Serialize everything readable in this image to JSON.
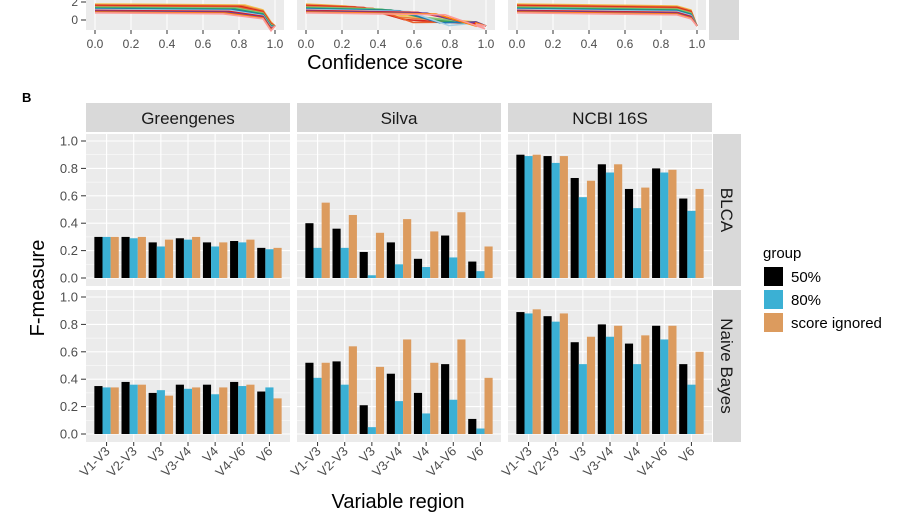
{
  "top_fragment": {
    "x_ticks": [
      "0.0",
      "0.2",
      "0.4",
      "0.6",
      "0.8",
      "1.0"
    ],
    "y_ticks": [
      "0",
      "2"
    ],
    "xlabel": "Confidence score",
    "series_colors": [
      "#f2c14e",
      "#e8823a",
      "#d7261e",
      "#e8612c",
      "#7fc97f",
      "#2ca25f",
      "#1f78b4",
      "#a6cee3",
      "#e31a1c",
      "#6a3d9a",
      "#ff7f00",
      "#fb9a99"
    ]
  },
  "panel_label": "B",
  "chart_data": {
    "type": "bar",
    "xlabel": "Variable region",
    "ylabel": "F-measure",
    "ylim": [
      0,
      1.0
    ],
    "y_ticks": [
      "0.0",
      "0.2",
      "0.4",
      "0.6",
      "0.8",
      "1.0"
    ],
    "grid": true,
    "legend_title": "group",
    "legend_position": "right",
    "categories": [
      "V1-V3",
      "V2-V3",
      "V3",
      "V3-V4",
      "V4",
      "V4-V6",
      "V6"
    ],
    "series": [
      {
        "name": "50%",
        "color": "#000000"
      },
      {
        "name": "80%",
        "color": "#3bb0d4"
      },
      {
        "name": "score ignored",
        "color": "#dc9b5e"
      }
    ],
    "facet_columns": [
      "Greengenes",
      "Silva",
      "NCBI 16S"
    ],
    "facet_rows": [
      "BLCA",
      "Naive Bayes"
    ],
    "panels": [
      {
        "row": "BLCA",
        "column": "Greengenes",
        "values": [
          [
            0.3,
            0.3,
            0.26,
            0.29,
            0.26,
            0.27,
            0.22
          ],
          [
            0.3,
            0.29,
            0.23,
            0.28,
            0.23,
            0.26,
            0.21
          ],
          [
            0.3,
            0.3,
            0.28,
            0.3,
            0.26,
            0.28,
            0.22
          ]
        ]
      },
      {
        "row": "BLCA",
        "column": "Silva",
        "values": [
          [
            0.4,
            0.36,
            0.19,
            0.26,
            0.14,
            0.31,
            0.12
          ],
          [
            0.22,
            0.22,
            0.02,
            0.1,
            0.08,
            0.15,
            0.05
          ],
          [
            0.55,
            0.46,
            0.33,
            0.43,
            0.34,
            0.48,
            0.23
          ]
        ]
      },
      {
        "row": "BLCA",
        "column": "NCBI 16S",
        "values": [
          [
            0.9,
            0.89,
            0.73,
            0.83,
            0.65,
            0.8,
            0.58
          ],
          [
            0.89,
            0.84,
            0.59,
            0.77,
            0.51,
            0.77,
            0.49
          ],
          [
            0.9,
            0.89,
            0.71,
            0.83,
            0.66,
            0.79,
            0.65
          ]
        ]
      },
      {
        "row": "Naive Bayes",
        "column": "Greengenes",
        "values": [
          [
            0.35,
            0.38,
            0.3,
            0.36,
            0.36,
            0.38,
            0.31
          ],
          [
            0.34,
            0.36,
            0.32,
            0.33,
            0.29,
            0.35,
            0.34
          ],
          [
            0.34,
            0.36,
            0.28,
            0.34,
            0.34,
            0.36,
            0.26
          ]
        ]
      },
      {
        "row": "Naive Bayes",
        "column": "Silva",
        "values": [
          [
            0.52,
            0.53,
            0.21,
            0.44,
            0.3,
            0.51,
            0.11
          ],
          [
            0.41,
            0.36,
            0.05,
            0.24,
            0.15,
            0.25,
            0.04
          ],
          [
            0.52,
            0.64,
            0.49,
            0.69,
            0.52,
            0.69,
            0.41
          ]
        ]
      },
      {
        "row": "Naive Bayes",
        "column": "NCBI 16S",
        "values": [
          [
            0.89,
            0.86,
            0.67,
            0.8,
            0.66,
            0.79,
            0.51
          ],
          [
            0.88,
            0.82,
            0.51,
            0.71,
            0.51,
            0.69,
            0.36
          ],
          [
            0.91,
            0.88,
            0.71,
            0.79,
            0.72,
            0.79,
            0.6
          ]
        ]
      }
    ]
  }
}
☆ ☆ ☆ ☆ ☆ ☆ ☆
- _EXERCISE DESCRIPTION_: Print the records exactly, every one. Leave out the pictures.

- _TASK OUTPUT_:
Serialize everything readable in this image to JSON.
{
  "top_fragment": {
    "x_ticks": [
      "0.0",
      "0.2",
      "0.4",
      "0.6",
      "0.8",
      "1.0"
    ],
    "y_ticks": [
      "0",
      "2"
    ],
    "xlabel": "Confidence score",
    "series_colors": [
      "#f2c14e",
      "#e8823a",
      "#d7261e",
      "#e8612c",
      "#7fc97f",
      "#2ca25f",
      "#1f78b4",
      "#a6cee3",
      "#e31a1c",
      "#6a3d9a",
      "#ff7f00",
      "#fb9a99"
    ]
  },
  "panel_label": "B",
  "chart_data": {
    "type": "bar",
    "xlabel": "Variable region",
    "ylabel": "F-measure",
    "ylim": [
      0,
      1.0
    ],
    "y_ticks": [
      "0.0",
      "0.2",
      "0.4",
      "0.6",
      "0.8",
      "1.0"
    ],
    "grid": true,
    "legend_title": "group",
    "legend_position": "right",
    "categories": [
      "V1-V3",
      "V2-V3",
      "V3",
      "V3-V4",
      "V4",
      "V4-V6",
      "V6"
    ],
    "series": [
      {
        "name": "50%",
        "color": "#000000"
      },
      {
        "name": "80%",
        "color": "#3bb0d4"
      },
      {
        "name": "score ignored",
        "color": "#dc9b5e"
      }
    ],
    "facet_columns": [
      "Greengenes",
      "Silva",
      "NCBI 16S"
    ],
    "facet_rows": [
      "BLCA",
      "Naive Bayes"
    ],
    "panels": [
      {
        "row": "BLCA",
        "column": "Greengenes",
        "values": [
          [
            0.3,
            0.3,
            0.26,
            0.29,
            0.26,
            0.27,
            0.22
          ],
          [
            0.3,
            0.29,
            0.23,
            0.28,
            0.23,
            0.26,
            0.21
          ],
          [
            0.3,
            0.3,
            0.28,
            0.3,
            0.26,
            0.28,
            0.22
          ]
        ]
      },
      {
        "row": "BLCA",
        "column": "Silva",
        "values": [
          [
            0.4,
            0.36,
            0.19,
            0.26,
            0.14,
            0.31,
            0.12
          ],
          [
            0.22,
            0.22,
            0.02,
            0.1,
            0.08,
            0.15,
            0.05
          ],
          [
            0.55,
            0.46,
            0.33,
            0.43,
            0.34,
            0.48,
            0.23
          ]
        ]
      },
      {
        "row": "BLCA",
        "column": "NCBI 16S",
        "values": [
          [
            0.9,
            0.89,
            0.73,
            0.83,
            0.65,
            0.8,
            0.58
          ],
          [
            0.89,
            0.84,
            0.59,
            0.77,
            0.51,
            0.77,
            0.49
          ],
          [
            0.9,
            0.89,
            0.71,
            0.83,
            0.66,
            0.79,
            0.65
          ]
        ]
      },
      {
        "row": "Naive Bayes",
        "column": "Greengenes",
        "values": [
          [
            0.35,
            0.38,
            0.3,
            0.36,
            0.36,
            0.38,
            0.31
          ],
          [
            0.34,
            0.36,
            0.32,
            0.33,
            0.29,
            0.35,
            0.34
          ],
          [
            0.34,
            0.36,
            0.28,
            0.34,
            0.34,
            0.36,
            0.26
          ]
        ]
      },
      {
        "row": "Naive Bayes",
        "column": "Silva",
        "values": [
          [
            0.52,
            0.53,
            0.21,
            0.44,
            0.3,
            0.51,
            0.11
          ],
          [
            0.41,
            0.36,
            0.05,
            0.24,
            0.15,
            0.25,
            0.04
          ],
          [
            0.52,
            0.64,
            0.49,
            0.69,
            0.52,
            0.69,
            0.41
          ]
        ]
      },
      {
        "row": "Naive Bayes",
        "column": "NCBI 16S",
        "values": [
          [
            0.89,
            0.86,
            0.67,
            0.8,
            0.66,
            0.79,
            0.51
          ],
          [
            0.88,
            0.82,
            0.51,
            0.71,
            0.51,
            0.69,
            0.36
          ],
          [
            0.91,
            0.88,
            0.71,
            0.79,
            0.72,
            0.79,
            0.6
          ]
        ]
      }
    ]
  }
}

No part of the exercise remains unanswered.